#### TASK DESCRIPTION
Rewrite the records between the lines holding "task-text: Sinks — [82, 167, 118, 184]" and "task-item: Dust: bedrooms", inclusive, swapping "Dishwasher" for "Dish Rack" and leaving everything else unchanged.

Labeled region records:
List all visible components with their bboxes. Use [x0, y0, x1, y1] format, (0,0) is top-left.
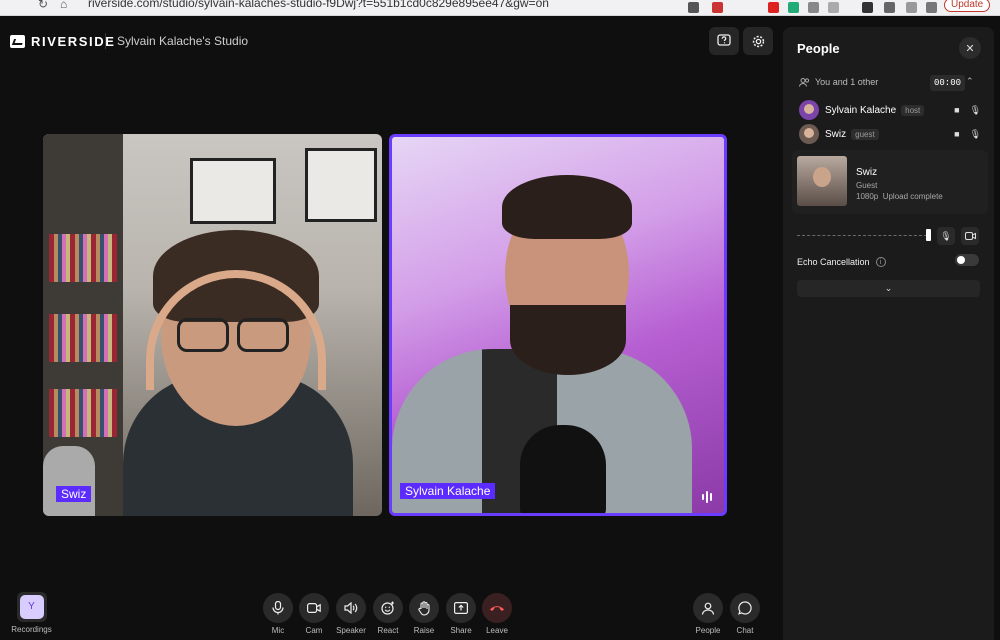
participant-row[interactable]: Sylvain Kalache host ■ 🎙	[799, 100, 981, 120]
panel-title: People	[797, 41, 840, 56]
gear-icon	[752, 35, 764, 47]
wall-frame	[305, 148, 377, 222]
riverside-logo-icon	[10, 35, 25, 48]
microphone-icon	[272, 601, 284, 615]
guest-role: Guest	[856, 181, 878, 190]
participant-name: Swiz	[825, 128, 847, 140]
recordings-avatar: Y	[16, 592, 47, 622]
guest-card: Swiz Guest 1080p Upload complete	[792, 150, 988, 214]
expand-more-button[interactable]: ⌄	[797, 280, 980, 297]
home-icon[interactable]: ⌂	[60, 0, 67, 11]
video-tile-swiz[interactable]: Swiz	[43, 134, 382, 516]
glasses-left	[177, 318, 229, 352]
studio-title: Sylvain Kalache's Studio	[117, 34, 249, 48]
echo-cancellation-toggle[interactable]	[955, 254, 979, 266]
echo-cancellation-label: Echo Cancellation	[797, 257, 870, 267]
guest-status: 1080p Upload complete	[856, 192, 943, 201]
raise-hand-icon	[417, 600, 430, 616]
extension-icon[interactable]	[828, 2, 839, 13]
camera-icon	[964, 232, 976, 240]
recordings-button[interactable]: Y Recordings	[9, 592, 54, 634]
neon-sign	[640, 245, 724, 279]
glasses-right	[237, 318, 289, 352]
person-beard	[510, 305, 626, 375]
extension-icon[interactable]	[712, 2, 723, 13]
volume-slider-row: 🎙	[797, 227, 979, 245]
close-icon: ✕	[965, 42, 975, 55]
audio-level-icon	[698, 489, 716, 505]
info-icon[interactable]: i	[875, 257, 886, 267]
camera-icon[interactable]: ■	[954, 105, 959, 116]
logo-text: RIVERSIDE	[31, 34, 116, 49]
guest-camera-button[interactable]	[961, 227, 979, 245]
help-button[interactable]	[709, 27, 739, 55]
speaker-icon	[344, 602, 358, 614]
leave-button[interactable]: Leave	[475, 593, 519, 635]
session-timer: 00:00	[930, 75, 966, 91]
volume-slider-track[interactable]	[797, 235, 927, 236]
microphone	[520, 425, 606, 513]
help-question-icon	[717, 34, 731, 46]
participant-name-tag: Swiz	[56, 486, 92, 502]
participants-count-text: You and 1 other	[815, 77, 879, 87]
emoji-react-icon	[381, 601, 394, 615]
video-tile-sylvain-kalache[interactable]: Sylvain Kalache	[389, 134, 727, 516]
microphone-icon: 🎙	[940, 230, 952, 241]
guest-resolution: 1080p	[856, 192, 879, 201]
microphone-icon[interactable]: 🎙	[970, 129, 981, 140]
chevron-up-icon[interactable]: ⌃	[966, 76, 974, 87]
settings-button[interactable]	[743, 27, 773, 55]
address-bar[interactable]: riverside.com/studio/sylvain-kalaches-st…	[88, 0, 549, 10]
role-badge: guest	[851, 128, 879, 140]
extension-icon[interactable]	[906, 2, 917, 13]
chat-bubble-icon	[738, 601, 752, 615]
recordings-avatar-letter: Y	[19, 595, 44, 619]
participant-name: Sylvain Kalache	[825, 104, 897, 116]
hang-up-icon	[490, 606, 504, 611]
people-panel: People ✕ You and 1 other 00:00 ⌃ Sylvain…	[783, 27, 994, 640]
microphone	[43, 446, 95, 516]
people-icon	[799, 77, 810, 87]
camera-icon	[307, 603, 321, 613]
camera-icon[interactable]: ■	[954, 129, 959, 140]
participant-row[interactable]: Swiz guest ■ 🎙	[799, 124, 981, 144]
share-screen-icon	[454, 602, 468, 614]
chevron-down-icon: ⌄	[884, 283, 893, 293]
echo-cancellation-row: Echo Cancellation i	[797, 257, 886, 267]
extension-icon[interactable]	[926, 2, 937, 13]
avatar	[799, 124, 819, 144]
extension-icon[interactable]	[862, 2, 873, 13]
extension-icon[interactable]	[884, 2, 895, 13]
reload-icon[interactable]: ↻	[38, 0, 48, 11]
close-panel-button[interactable]: ✕	[959, 37, 981, 59]
extension-icon[interactable]	[808, 2, 819, 13]
extension-icon[interactable]	[768, 2, 779, 13]
chat-button[interactable]: Chat	[723, 593, 767, 635]
participant-name-tag: Sylvain Kalache	[400, 483, 496, 499]
extension-icon[interactable]	[688, 2, 699, 13]
microphone-icon[interactable]: 🎙	[970, 105, 981, 116]
guest-name: Swiz	[856, 167, 878, 178]
extension-icon[interactable]	[788, 2, 799, 13]
browser-toolbar: ↻ ⌂ riverside.com/studio/sylvain-kalache…	[0, 0, 1000, 16]
person-hair	[502, 175, 632, 239]
riverside-logo: RIVERSIDE	[10, 34, 115, 49]
browser-update-button[interactable]: Update	[944, 0, 991, 12]
guest-mic-button[interactable]: 🎙	[937, 227, 955, 245]
leave-label: Leave	[486, 626, 508, 635]
avatar	[799, 100, 819, 120]
guest-video-thumbnail	[797, 156, 847, 206]
header-divider	[105, 33, 106, 49]
recordings-label: Recordings	[11, 625, 52, 634]
volume-slider-thumb[interactable]	[926, 229, 931, 241]
people-icon	[701, 602, 715, 615]
upload-status: Upload complete	[882, 192, 943, 201]
role-badge: host	[901, 104, 925, 116]
chat-label: Chat	[736, 626, 754, 635]
participants-summary: You and 1 other	[799, 77, 878, 87]
wall-frame	[190, 158, 276, 224]
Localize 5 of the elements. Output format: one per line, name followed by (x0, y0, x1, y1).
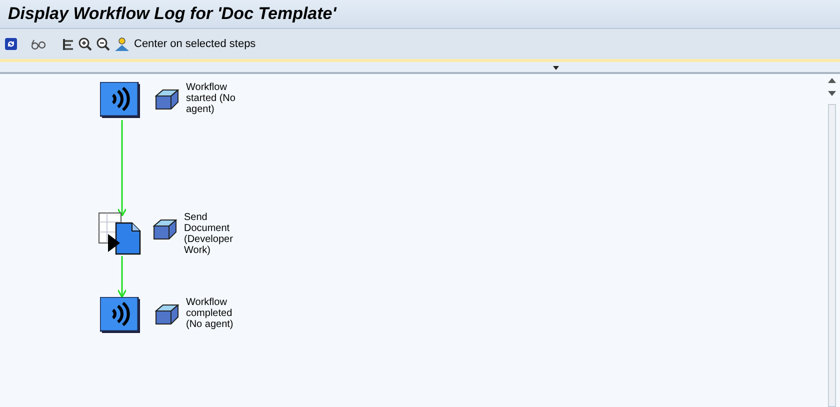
center-button[interactable]: Center on selected steps (114, 36, 256, 52)
window-title: Display Workflow Log for 'Doc Template' (8, 3, 336, 26)
step-label: Workflow started (No agent) (186, 82, 236, 115)
step-label: Workflow completed (No agent) (186, 297, 234, 330)
step-label: Send Document (Developer Work) (184, 212, 234, 256)
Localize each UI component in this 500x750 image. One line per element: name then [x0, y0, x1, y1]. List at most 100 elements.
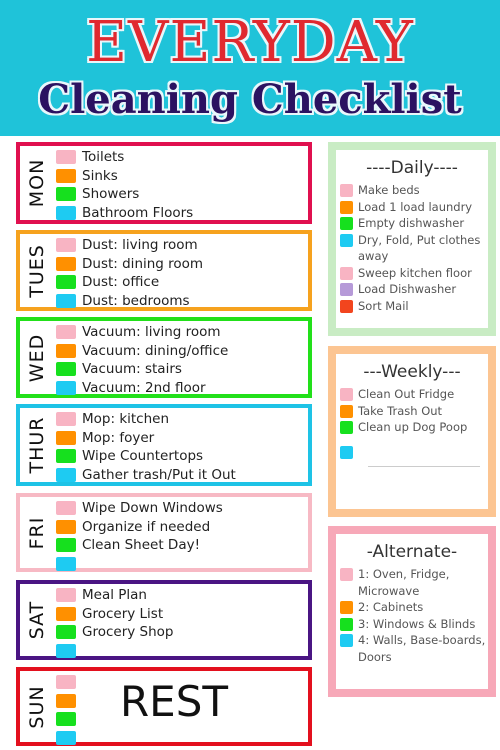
task-text: Sinks — [82, 167, 118, 184]
checkbox-swatch[interactable] — [340, 233, 353, 247]
task-text: Toilets — [82, 149, 125, 166]
checkbox-swatch[interactable] — [340, 388, 353, 401]
task-item: Bathroom Floors — [56, 204, 304, 223]
day-label: SUN — [20, 671, 54, 742]
daily-item-text: Dry, Fold, Put clothes away — [358, 232, 481, 264]
task-item: Clean Sheet Day! — [56, 536, 304, 555]
checkbox-swatch[interactable] — [56, 205, 76, 220]
checkbox-swatch[interactable] — [56, 538, 76, 553]
checkbox-swatch[interactable] — [340, 299, 353, 313]
day-box-sat: SAT Meal Plan Grocery List Grocery Shop — [16, 580, 312, 660]
daily-item-text: Load Dishwasher — [358, 282, 457, 296]
day-box-sun: SUN REST — [16, 667, 312, 746]
checkbox-swatch[interactable] — [56, 430, 76, 445]
task-list: Dust: living room Dust: dining room Dust: … — [56, 236, 304, 310]
task-item: Vacuum: stairs — [56, 360, 304, 379]
checkbox-swatch[interactable] — [340, 617, 353, 631]
checkbox-swatch[interactable] — [56, 467, 76, 482]
checkbox-swatch[interactable] — [56, 643, 76, 658]
checkbox-swatch[interactable] — [56, 343, 76, 358]
checkbox-swatch[interactable] — [56, 362, 76, 377]
checkbox-swatch[interactable] — [340, 184, 353, 197]
day-box-fri: FRI Wipe Down Windows Organize if needed Cl… — [16, 493, 312, 572]
task-item: Meal Plan — [56, 586, 304, 605]
checkbox-swatch[interactable] — [56, 238, 76, 253]
task-item: Dust: bedrooms — [56, 292, 304, 311]
checkbox-swatch[interactable] — [56, 380, 76, 395]
day-label-text: TUES — [26, 243, 48, 298]
task-text: Vacuum: living room — [82, 324, 221, 341]
task-text: Vacuum: stairs — [82, 361, 182, 378]
alternate-list: 1: Oven, Fridge, Microwave 2: Cabinets 3: … — [336, 566, 488, 665]
checkbox-swatch[interactable] — [56, 501, 76, 516]
checkbox-swatch[interactable] — [56, 625, 76, 640]
weekly-box: ---Weekly--- Clean Out Fridge Take Trash … — [328, 346, 496, 517]
task-item: Wipe Down Windows — [56, 499, 304, 518]
alternate-item: 2: Cabinets — [340, 599, 488, 616]
checkbox-swatch[interactable] — [56, 588, 76, 603]
task-item: Vacuum: dining/office — [56, 342, 304, 361]
checkbox-swatch[interactable] — [56, 293, 76, 308]
task-item: Dust: dining room — [56, 255, 304, 274]
task-text: Mop: kitchen — [82, 411, 170, 428]
task-item: Vacuum: living room — [56, 323, 304, 342]
daily-item: Load Dishwasher — [340, 281, 488, 298]
daily-item: Sort Mail — [340, 298, 488, 315]
checkbox-swatch[interactable] — [340, 601, 353, 614]
task-text: Clean Sheet Day! — [82, 537, 200, 554]
weekly-item: Clean up Dog Poop — [340, 419, 488, 436]
task-item: Showers — [56, 185, 304, 204]
title-cleaning-checklist: Cleaning Checklist — [38, 76, 462, 123]
checkbox-swatch[interactable] — [56, 693, 76, 708]
weekly-item: Take Trash Out — [340, 403, 488, 420]
task-item: Wipe Countertops — [56, 447, 304, 466]
checkbox-swatch[interactable] — [56, 150, 76, 165]
checkbox-swatch[interactable] — [340, 404, 353, 418]
alternate-item: 4: Walls, Base-boards, Doors — [340, 632, 488, 665]
checkbox-swatch[interactable] — [340, 217, 353, 230]
checkbox-swatch[interactable] — [56, 412, 76, 427]
checkbox-swatch[interactable] — [56, 675, 76, 690]
checkbox-swatch[interactable] — [340, 421, 353, 434]
task-item: Vacuum: 2nd floor — [56, 379, 304, 398]
task-text: Dust: living room — [82, 237, 198, 254]
task-item: Grocery List — [56, 605, 304, 624]
checkbox-swatch[interactable] — [340, 200, 353, 214]
checkbox-swatch[interactable] — [340, 445, 353, 459]
checkbox-swatch[interactable] — [56, 187, 76, 202]
task-item: Mop: foyer — [56, 429, 304, 448]
blank-write-line[interactable] — [368, 466, 480, 467]
task-item: Sinks — [56, 167, 304, 186]
daily-list: Make beds Load 1 load laundry Empty dishwa… — [336, 182, 488, 314]
checkbox-swatch[interactable] — [56, 730, 76, 745]
checkbox-swatch[interactable] — [56, 449, 76, 464]
task-list: Toilets Sinks Showers Bathroom Floors — [56, 148, 304, 222]
day-label: WED — [20, 321, 54, 394]
day-box-thur: THUR Mop: kitchen Mop: foyer Wipe Counterto… — [16, 404, 312, 486]
task-item — [56, 642, 304, 661]
checkbox-swatch[interactable] — [56, 275, 76, 290]
task-list: Mop: kitchen Mop: foyer Wipe Countertops Ga… — [56, 410, 304, 484]
day-label-text: THUR — [26, 416, 48, 474]
checkbox-swatch[interactable] — [340, 568, 353, 581]
task-item: Grocery Shop — [56, 623, 304, 642]
daily-item: Empty dishwasher — [340, 215, 488, 232]
checkbox-swatch[interactable] — [56, 606, 76, 621]
checkbox-swatch[interactable] — [56, 712, 76, 727]
daily-item-text: Load 1 load laundry — [358, 199, 473, 214]
checkbox-swatch[interactable] — [56, 556, 76, 571]
task-list: Vacuum: living room Vacuum: dining/office… — [56, 323, 304, 397]
checkbox-swatch[interactable] — [340, 283, 353, 296]
checkbox-swatch[interactable] — [56, 519, 76, 534]
checkbox-swatch[interactable] — [56, 256, 76, 271]
task-item: Organize if needed — [56, 518, 304, 537]
alternate-box: -Alternate- 1: Oven, Fridge, Microwave 2:… — [328, 526, 496, 697]
task-text: Wipe Down Windows — [82, 500, 223, 517]
checkbox-swatch[interactable] — [56, 325, 76, 340]
task-text: Vacuum: 2nd floor — [82, 379, 206, 396]
alternate-item: 3: Windows & Blinds — [340, 616, 488, 633]
checkbox-swatch[interactable] — [56, 168, 76, 183]
task-text: Meal Plan — [82, 587, 147, 604]
checkbox-swatch[interactable] — [340, 634, 353, 647]
checkbox-swatch[interactable] — [340, 266, 353, 280]
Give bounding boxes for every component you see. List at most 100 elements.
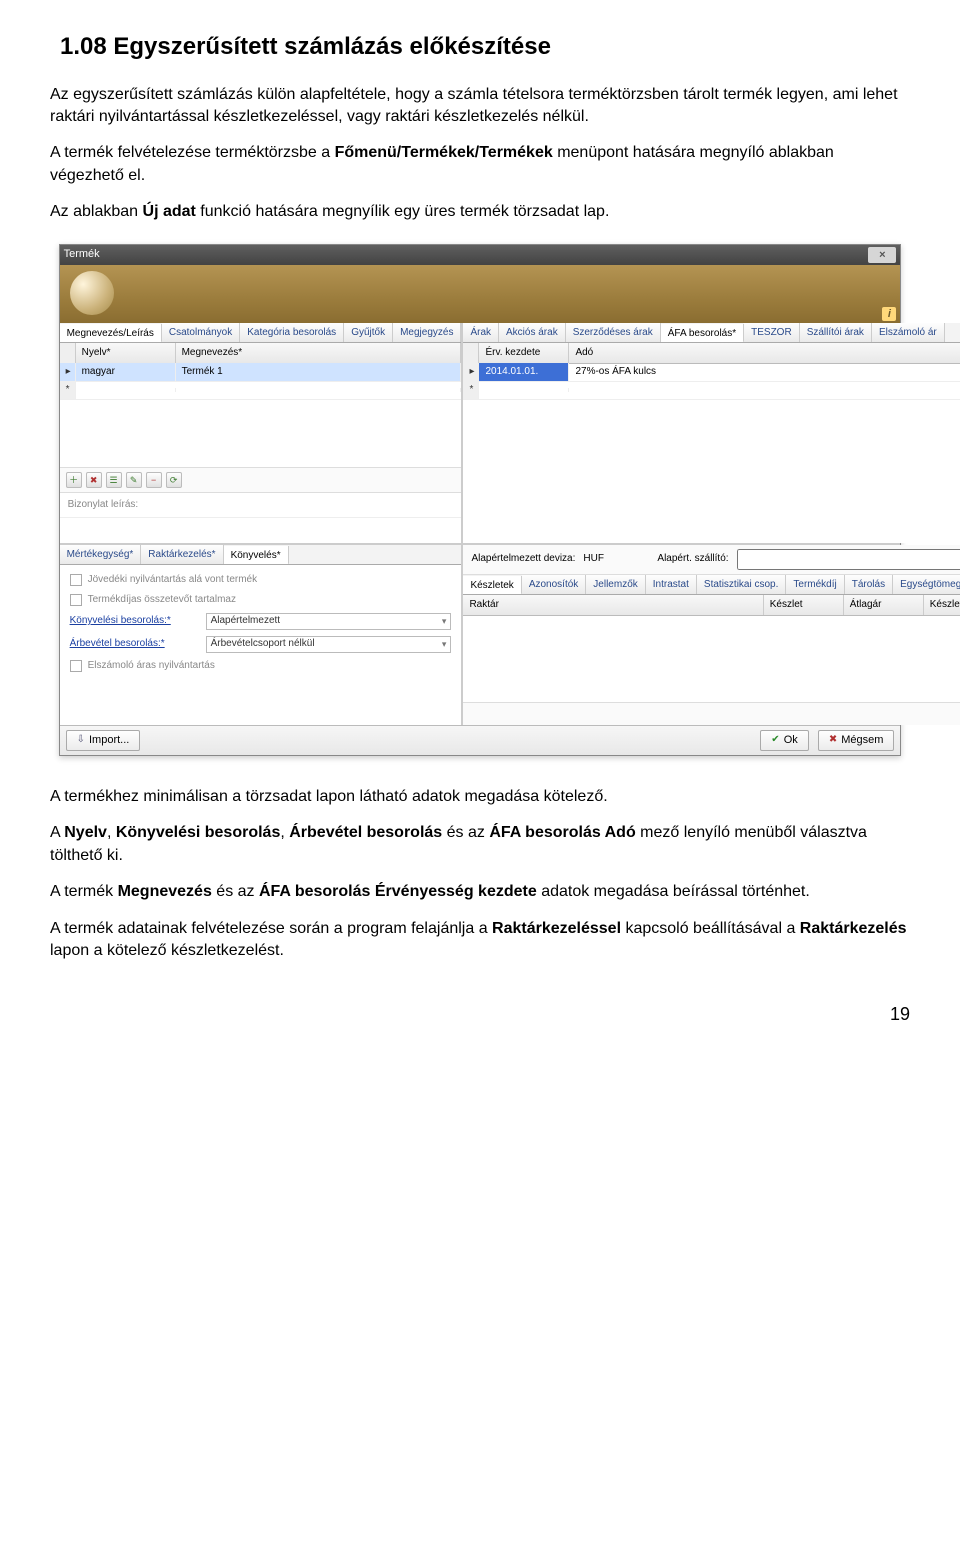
remove-icon[interactable]: −	[146, 472, 162, 488]
tab-akcios[interactable]: Akciós árak	[499, 323, 566, 342]
tab-konyveles[interactable]: Könyvelés*	[224, 546, 289, 565]
top-left-grid-header: Nyelv* Megnevezés*	[60, 343, 462, 364]
p6-d: ÁFA besorolás Érvényesség kezdete	[259, 883, 537, 900]
page-number: 19	[50, 1002, 910, 1027]
p7-c: kapcsoló beállításával a	[621, 920, 800, 937]
top-left-newrow[interactable]	[60, 382, 462, 400]
tab-szerzodeses[interactable]: Szerződéses árak	[566, 323, 661, 342]
doc-icon[interactable]: ☰	[106, 472, 122, 488]
szallito-label: Alapért. szállító:	[657, 552, 728, 566]
top-right-grid-header: Érv. kezdete Adó	[463, 343, 960, 364]
konyvelesi-besorolas-select[interactable]: Alapértelmezett	[206, 613, 452, 630]
arbevetel-besorolas-select[interactable]: Árbevételcsoport nélkül	[206, 636, 452, 653]
p6-c: és az	[212, 883, 259, 900]
br-strip: Alapértelmezett deviza: HUF Alapért. szá…	[463, 545, 960, 575]
cell-ado[interactable]: 27%-os ÁFA kulcs	[569, 363, 960, 381]
p5-a: A	[50, 824, 64, 841]
cell-megnevezes[interactable]: Termék 1	[176, 363, 462, 381]
pane-bottom-left: Mértékegység* Raktárkezelés* Könyvelés* …	[60, 545, 462, 725]
tab-tarolas[interactable]: Tárolás	[845, 575, 893, 594]
p7-b: Raktárkezeléssel	[492, 920, 621, 937]
close-icon[interactable]: ×	[868, 247, 896, 263]
refresh-icon[interactable]: ⟳	[166, 472, 182, 488]
pane-bottom-right: Alapértelmezett deviza: HUF Alapért. szá…	[463, 545, 960, 725]
tab-megjegyzes[interactable]: Megjegyzés	[393, 323, 461, 342]
chk-termekdij[interactable]	[70, 594, 82, 606]
col-nyelv[interactable]: Nyelv*	[76, 343, 176, 363]
tab-gyujtok[interactable]: Gyűjtők	[344, 323, 393, 342]
p6-b: Megnevezés	[118, 883, 212, 900]
deviza-label: Alapértelmezett deviza:	[471, 552, 575, 566]
tab-arak[interactable]: Árak	[463, 323, 499, 342]
chk-jovedeki[interactable]	[70, 574, 82, 586]
col-erv[interactable]: Érv. kezdete	[479, 343, 569, 363]
br-grid-header: Raktár Készlet Átlagár Készlet átlagár	[463, 595, 960, 616]
pane-top-right: Árak Akciós árak Szerződéses árak ÁFA be…	[463, 323, 960, 543]
doc-p3: Az ablakban Új adat funkció hatására meg…	[50, 201, 910, 223]
arbevetel-besorolas-label[interactable]: Árbevétel besorolás:*	[70, 637, 200, 651]
tab-kategoria[interactable]: Kategória besorolás	[240, 323, 344, 342]
top-left-row-1[interactable]: ▸ magyar Termék 1	[60, 364, 462, 382]
p3-c: funkció hatására megnyílik egy üres term…	[196, 203, 610, 220]
tab-szallitoi[interactable]: Szállítói árak	[800, 323, 872, 342]
info-icon[interactable]: i	[882, 307, 896, 321]
p6-e: adatok megadása beírással történhet.	[537, 883, 810, 900]
p5-g: és az	[442, 824, 489, 841]
chk-elszamolo[interactable]	[70, 660, 82, 672]
cancel-button[interactable]: ✖ Mégsem	[818, 730, 895, 751]
szallito-input[interactable]	[737, 549, 960, 570]
p7-a: A termék adatainak felvételezése során a…	[50, 920, 492, 937]
doc-p7: A termék adatainak felvételezése során a…	[50, 918, 910, 963]
top-left-tabs: Megnevezés/Leírás Csatolmányok Kategória…	[60, 323, 462, 343]
chk-jovedeki-label: Jövedéki nyilvántartás alá vont termék	[88, 573, 258, 587]
window-footer: ⇩ Import... ✔ Ok ✖ Mégsem	[60, 725, 901, 755]
tab-csatolmanyok[interactable]: Csatolmányok	[162, 323, 240, 342]
p5-h: ÁFA besorolás Adó	[489, 824, 635, 841]
tab-raktarkezeles[interactable]: Raktárkezelés*	[141, 545, 223, 564]
tab-keszletek[interactable]: Készletek	[463, 576, 521, 595]
cancel-icon: ✖	[829, 733, 837, 747]
ok-button[interactable]: ✔ Ok	[760, 730, 808, 751]
add-icon[interactable]: ＋	[66, 472, 82, 488]
p7-d: Raktárkezelés	[800, 920, 907, 937]
tab-statisztikai[interactable]: Statisztikai csop.	[697, 575, 786, 594]
check-icon: ✔	[771, 733, 779, 747]
col-megnevezes[interactable]: Megnevezés*	[176, 343, 462, 363]
pane-top-left: Megnevezés/Leírás Csatolmányok Kategória…	[60, 323, 462, 543]
top-right-row-1[interactable]: ▸ 2014.01.01. 27%-os ÁFA kulcs	[463, 364, 960, 382]
tab-teszor[interactable]: TESZOR	[744, 323, 800, 342]
p2-a: A termék felvételezése terméktörzsbe a	[50, 144, 335, 161]
col-keszlet-atlagar[interactable]: Készlet átlagár	[924, 595, 960, 615]
col-raktar[interactable]: Raktár	[463, 595, 763, 615]
tab-megnevezes[interactable]: Megnevezés/Leírás	[60, 324, 162, 343]
tab-elszamolo[interactable]: Elszámoló ár	[872, 323, 945, 342]
attach-icon[interactable]: ✎	[126, 472, 142, 488]
bottom-left-tabs: Mértékegység* Raktárkezelés* Könyvelés*	[60, 545, 462, 565]
tab-jellemzok[interactable]: Jellemzők	[586, 575, 645, 594]
cell-nyelv[interactable]: magyar	[76, 363, 176, 381]
cell-erv[interactable]: 2014.01.01.	[479, 363, 569, 381]
konyvelesi-besorolas-label[interactable]: Könyvelési besorolás:*	[70, 614, 200, 628]
br-tabs: Készletek Azonosítók Jellemzők Intrastat…	[463, 575, 960, 595]
tab-intrastat[interactable]: Intrastat	[646, 575, 697, 594]
col-atlagar[interactable]: Átlagár	[844, 595, 924, 615]
tab-egysegtomeg[interactable]: Egységtömeg	[893, 575, 960, 594]
delete-icon[interactable]: ✖	[86, 472, 102, 488]
chk-termekdij-label: Termékdíjas összetevőt tartalmaz	[88, 593, 236, 607]
col-keszlet[interactable]: Készlet	[764, 595, 844, 615]
col-ado[interactable]: Adó	[569, 343, 960, 363]
top-right-newrow[interactable]	[463, 382, 960, 400]
tab-termekdij2[interactable]: Termékdíj	[786, 575, 844, 594]
doc-heading: 1.08 Egyszerűsített számlázás előkészíté…	[50, 30, 910, 64]
deviza-select[interactable]: HUF	[583, 552, 639, 566]
import-button[interactable]: ⇩ Import...	[66, 730, 141, 751]
tab-afabesorolas[interactable]: ÁFA besorolás*	[661, 324, 744, 343]
tab-azonositok[interactable]: Azonosítók	[522, 575, 586, 594]
doc-p4: A termékhez minimálisan a törzsadat lapo…	[50, 786, 910, 808]
tab-mertekegyseg[interactable]: Mértékegység*	[60, 545, 142, 564]
top-left-toolbar: ＋ ✖ ☰ ✎ − ⟳	[60, 467, 462, 492]
import-icon: ⇩	[77, 733, 85, 747]
window-titlebar: Termék ×	[60, 245, 901, 265]
doc-p1: Az egyszerűsített számlázás külön alapfe…	[50, 84, 910, 129]
p5-d: Könyvelési besorolás	[116, 824, 281, 841]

#### WRITTEN RESPONSE
task-text: Sinks — [82, 167, 118, 184]
checkbox-swatch[interactable] — [340, 233, 353, 247]
task-text: Toilets — [82, 149, 125, 166]
checkbox-swatch[interactable] — [340, 388, 353, 401]
task-item: Bathroom Floors — [56, 204, 304, 223]
day-label: SUN — [20, 671, 54, 742]
daily-item-text: Dry, Fold, Put clothes away — [358, 232, 481, 264]
task-item: Clean Sheet Day! — [56, 536, 304, 555]
checkbox-swatch[interactable] — [56, 205, 76, 220]
checkbox-swatch[interactable] — [56, 538, 76, 553]
checkbox-swatch[interactable] — [340, 299, 353, 313]
day-box-sat: SAT Meal Plan Grocery List Grocery Shop — [16, 580, 312, 660]
daily-item-text: Load Dish Rack — [358, 282, 457, 296]
day-box-sun: SUN REST — [16, 667, 312, 746]
checkbox-swatch[interactable] — [56, 430, 76, 445]
task-list: Dust: living room Dust: dining room Dust: … — [56, 236, 304, 310]
task-item: Vacuum: stairs — [56, 360, 304, 379]
checkbox-swatch[interactable] — [340, 617, 353, 631]
checkbox-swatch[interactable] — [56, 467, 76, 482]
checkbox-swatch[interactable] — [56, 643, 76, 658]
checkbox-swatch[interactable] — [56, 343, 76, 358]
checkbox-swatch[interactable] — [56, 362, 76, 377]
checkbox-swatch[interactable] — [340, 184, 353, 197]
day-box-fri: FRI Wipe Down Windows Organize if needed Cl… — [16, 493, 312, 572]
task-item: Meal Plan — [56, 586, 304, 605]
checkbox-swatch[interactable] — [56, 238, 76, 253]
task-item: Dust: bedrooms — [56, 292, 304, 311]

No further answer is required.